> _Directions for this task_:
Write out every line below that includes the word "question".
================
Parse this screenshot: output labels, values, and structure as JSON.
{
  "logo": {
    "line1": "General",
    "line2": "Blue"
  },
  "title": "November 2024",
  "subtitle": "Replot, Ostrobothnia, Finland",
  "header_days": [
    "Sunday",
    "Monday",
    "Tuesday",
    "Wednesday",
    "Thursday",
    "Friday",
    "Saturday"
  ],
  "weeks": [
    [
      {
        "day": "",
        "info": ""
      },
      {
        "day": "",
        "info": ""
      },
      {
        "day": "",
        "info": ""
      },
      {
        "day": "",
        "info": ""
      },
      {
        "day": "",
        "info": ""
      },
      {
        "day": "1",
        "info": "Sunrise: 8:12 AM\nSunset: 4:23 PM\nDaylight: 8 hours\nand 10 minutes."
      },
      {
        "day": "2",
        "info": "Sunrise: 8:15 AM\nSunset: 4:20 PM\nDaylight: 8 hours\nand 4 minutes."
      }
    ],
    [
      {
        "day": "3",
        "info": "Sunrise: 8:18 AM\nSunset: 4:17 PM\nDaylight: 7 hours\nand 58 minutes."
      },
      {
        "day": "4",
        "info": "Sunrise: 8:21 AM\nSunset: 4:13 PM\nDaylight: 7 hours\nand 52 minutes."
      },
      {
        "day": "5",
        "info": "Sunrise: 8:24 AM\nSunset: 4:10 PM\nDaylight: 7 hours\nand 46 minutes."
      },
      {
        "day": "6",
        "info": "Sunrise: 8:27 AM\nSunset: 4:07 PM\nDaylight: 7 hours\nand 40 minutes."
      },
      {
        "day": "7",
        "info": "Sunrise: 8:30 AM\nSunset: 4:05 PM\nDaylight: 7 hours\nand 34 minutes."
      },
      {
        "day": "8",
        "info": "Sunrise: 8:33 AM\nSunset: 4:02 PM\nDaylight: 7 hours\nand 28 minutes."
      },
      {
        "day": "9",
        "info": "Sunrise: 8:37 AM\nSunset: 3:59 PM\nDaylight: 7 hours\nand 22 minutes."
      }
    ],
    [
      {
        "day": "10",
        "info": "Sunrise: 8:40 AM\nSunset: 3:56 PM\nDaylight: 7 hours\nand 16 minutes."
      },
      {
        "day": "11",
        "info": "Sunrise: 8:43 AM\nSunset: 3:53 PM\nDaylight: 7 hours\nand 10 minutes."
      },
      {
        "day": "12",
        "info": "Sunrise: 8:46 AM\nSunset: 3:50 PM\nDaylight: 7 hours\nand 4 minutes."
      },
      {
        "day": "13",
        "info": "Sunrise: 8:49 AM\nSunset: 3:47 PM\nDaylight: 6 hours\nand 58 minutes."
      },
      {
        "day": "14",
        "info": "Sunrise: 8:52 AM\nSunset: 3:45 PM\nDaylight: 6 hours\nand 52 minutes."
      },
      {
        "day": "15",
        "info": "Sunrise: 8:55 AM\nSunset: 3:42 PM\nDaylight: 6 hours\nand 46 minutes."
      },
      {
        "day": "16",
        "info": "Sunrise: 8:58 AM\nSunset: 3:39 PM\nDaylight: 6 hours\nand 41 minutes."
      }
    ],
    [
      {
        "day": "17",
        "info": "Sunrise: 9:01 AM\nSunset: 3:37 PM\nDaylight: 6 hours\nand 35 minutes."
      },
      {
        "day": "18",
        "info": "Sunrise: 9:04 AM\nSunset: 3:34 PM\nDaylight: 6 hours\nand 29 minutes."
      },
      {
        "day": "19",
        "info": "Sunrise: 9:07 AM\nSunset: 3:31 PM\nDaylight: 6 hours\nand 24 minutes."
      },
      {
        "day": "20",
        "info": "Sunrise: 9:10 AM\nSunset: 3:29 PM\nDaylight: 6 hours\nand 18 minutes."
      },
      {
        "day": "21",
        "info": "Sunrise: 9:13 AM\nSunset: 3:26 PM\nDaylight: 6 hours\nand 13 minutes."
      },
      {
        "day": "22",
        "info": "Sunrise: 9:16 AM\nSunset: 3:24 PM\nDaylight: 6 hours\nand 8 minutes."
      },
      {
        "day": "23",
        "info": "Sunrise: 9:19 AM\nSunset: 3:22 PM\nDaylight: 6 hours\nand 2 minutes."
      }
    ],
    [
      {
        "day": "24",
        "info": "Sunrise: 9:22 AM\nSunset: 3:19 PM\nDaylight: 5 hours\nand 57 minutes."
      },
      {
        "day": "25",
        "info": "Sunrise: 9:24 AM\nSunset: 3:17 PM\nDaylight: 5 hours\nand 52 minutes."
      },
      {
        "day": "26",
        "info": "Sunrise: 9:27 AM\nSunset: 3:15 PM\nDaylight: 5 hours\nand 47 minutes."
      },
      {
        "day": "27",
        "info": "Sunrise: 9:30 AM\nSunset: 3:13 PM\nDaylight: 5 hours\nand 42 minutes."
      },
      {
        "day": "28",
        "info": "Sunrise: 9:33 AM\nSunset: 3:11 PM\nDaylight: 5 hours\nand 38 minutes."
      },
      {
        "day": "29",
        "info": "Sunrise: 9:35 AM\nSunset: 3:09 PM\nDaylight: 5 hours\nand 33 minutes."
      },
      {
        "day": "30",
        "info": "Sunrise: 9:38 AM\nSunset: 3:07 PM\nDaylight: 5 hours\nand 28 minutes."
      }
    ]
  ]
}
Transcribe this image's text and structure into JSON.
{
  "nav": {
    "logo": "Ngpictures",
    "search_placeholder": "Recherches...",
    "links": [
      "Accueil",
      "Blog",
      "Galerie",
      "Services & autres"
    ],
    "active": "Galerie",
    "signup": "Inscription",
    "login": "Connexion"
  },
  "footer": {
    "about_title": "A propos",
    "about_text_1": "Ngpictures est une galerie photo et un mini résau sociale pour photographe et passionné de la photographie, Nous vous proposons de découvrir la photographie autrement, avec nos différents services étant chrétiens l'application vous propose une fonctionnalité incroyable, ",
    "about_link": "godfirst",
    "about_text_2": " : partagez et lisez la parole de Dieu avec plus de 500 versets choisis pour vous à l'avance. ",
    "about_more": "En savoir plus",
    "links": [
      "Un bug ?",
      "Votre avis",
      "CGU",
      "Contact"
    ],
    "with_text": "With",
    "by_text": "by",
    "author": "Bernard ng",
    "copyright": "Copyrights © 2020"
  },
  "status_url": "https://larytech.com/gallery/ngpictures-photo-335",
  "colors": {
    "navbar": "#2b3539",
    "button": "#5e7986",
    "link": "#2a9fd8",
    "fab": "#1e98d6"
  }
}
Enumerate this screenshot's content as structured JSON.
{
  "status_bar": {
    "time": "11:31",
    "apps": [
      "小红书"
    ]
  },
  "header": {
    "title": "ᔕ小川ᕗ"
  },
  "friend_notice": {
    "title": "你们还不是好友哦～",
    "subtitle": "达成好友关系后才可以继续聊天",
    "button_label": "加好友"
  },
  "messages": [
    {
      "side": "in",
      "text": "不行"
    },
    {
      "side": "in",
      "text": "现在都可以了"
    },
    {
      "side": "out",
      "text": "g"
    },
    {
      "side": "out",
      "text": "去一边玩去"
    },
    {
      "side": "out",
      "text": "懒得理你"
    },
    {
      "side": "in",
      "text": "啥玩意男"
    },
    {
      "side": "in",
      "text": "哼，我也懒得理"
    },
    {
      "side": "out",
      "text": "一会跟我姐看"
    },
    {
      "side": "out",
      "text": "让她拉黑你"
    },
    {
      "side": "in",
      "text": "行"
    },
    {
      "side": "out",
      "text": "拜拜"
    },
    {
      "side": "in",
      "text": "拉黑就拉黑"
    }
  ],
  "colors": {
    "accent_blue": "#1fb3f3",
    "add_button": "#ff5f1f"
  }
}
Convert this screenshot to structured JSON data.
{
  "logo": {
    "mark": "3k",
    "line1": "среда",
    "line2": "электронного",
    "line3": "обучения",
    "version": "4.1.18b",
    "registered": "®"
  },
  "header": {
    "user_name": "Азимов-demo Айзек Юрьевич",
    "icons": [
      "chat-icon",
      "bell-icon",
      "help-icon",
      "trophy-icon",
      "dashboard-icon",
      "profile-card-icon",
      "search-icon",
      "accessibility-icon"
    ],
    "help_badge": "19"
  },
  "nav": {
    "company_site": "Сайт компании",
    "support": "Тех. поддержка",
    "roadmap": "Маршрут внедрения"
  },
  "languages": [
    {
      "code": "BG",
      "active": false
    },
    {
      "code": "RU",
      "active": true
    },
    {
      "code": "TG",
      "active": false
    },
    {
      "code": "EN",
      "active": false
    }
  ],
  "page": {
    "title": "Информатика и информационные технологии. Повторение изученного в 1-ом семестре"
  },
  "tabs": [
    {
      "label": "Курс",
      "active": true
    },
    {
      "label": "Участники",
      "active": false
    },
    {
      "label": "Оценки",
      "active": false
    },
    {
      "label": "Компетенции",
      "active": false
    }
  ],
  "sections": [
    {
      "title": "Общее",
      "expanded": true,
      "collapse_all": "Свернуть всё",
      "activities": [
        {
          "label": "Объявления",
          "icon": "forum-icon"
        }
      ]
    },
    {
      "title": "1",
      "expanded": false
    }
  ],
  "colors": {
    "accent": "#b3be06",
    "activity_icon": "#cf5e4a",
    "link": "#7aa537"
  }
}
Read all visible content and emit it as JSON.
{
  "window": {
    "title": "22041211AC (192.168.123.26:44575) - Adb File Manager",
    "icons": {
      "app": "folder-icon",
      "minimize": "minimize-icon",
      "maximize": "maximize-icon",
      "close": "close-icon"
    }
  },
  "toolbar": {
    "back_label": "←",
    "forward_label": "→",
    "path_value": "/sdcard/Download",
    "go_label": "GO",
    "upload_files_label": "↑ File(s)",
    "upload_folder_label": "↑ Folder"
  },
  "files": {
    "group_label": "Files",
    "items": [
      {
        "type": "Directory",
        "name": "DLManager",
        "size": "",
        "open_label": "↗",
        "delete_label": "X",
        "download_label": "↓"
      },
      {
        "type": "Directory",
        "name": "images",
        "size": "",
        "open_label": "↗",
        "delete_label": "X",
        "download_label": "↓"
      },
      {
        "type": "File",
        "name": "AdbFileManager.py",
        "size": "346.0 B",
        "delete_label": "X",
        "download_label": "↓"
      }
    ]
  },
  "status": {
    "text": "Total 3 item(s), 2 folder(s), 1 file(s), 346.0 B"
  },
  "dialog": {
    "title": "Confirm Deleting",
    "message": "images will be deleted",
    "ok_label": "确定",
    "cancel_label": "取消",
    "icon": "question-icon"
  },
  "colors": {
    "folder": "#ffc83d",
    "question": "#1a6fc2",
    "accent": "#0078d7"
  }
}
================
> _Task solution_:
    "icon": "question-icon"
    "question": "#1a6fc2",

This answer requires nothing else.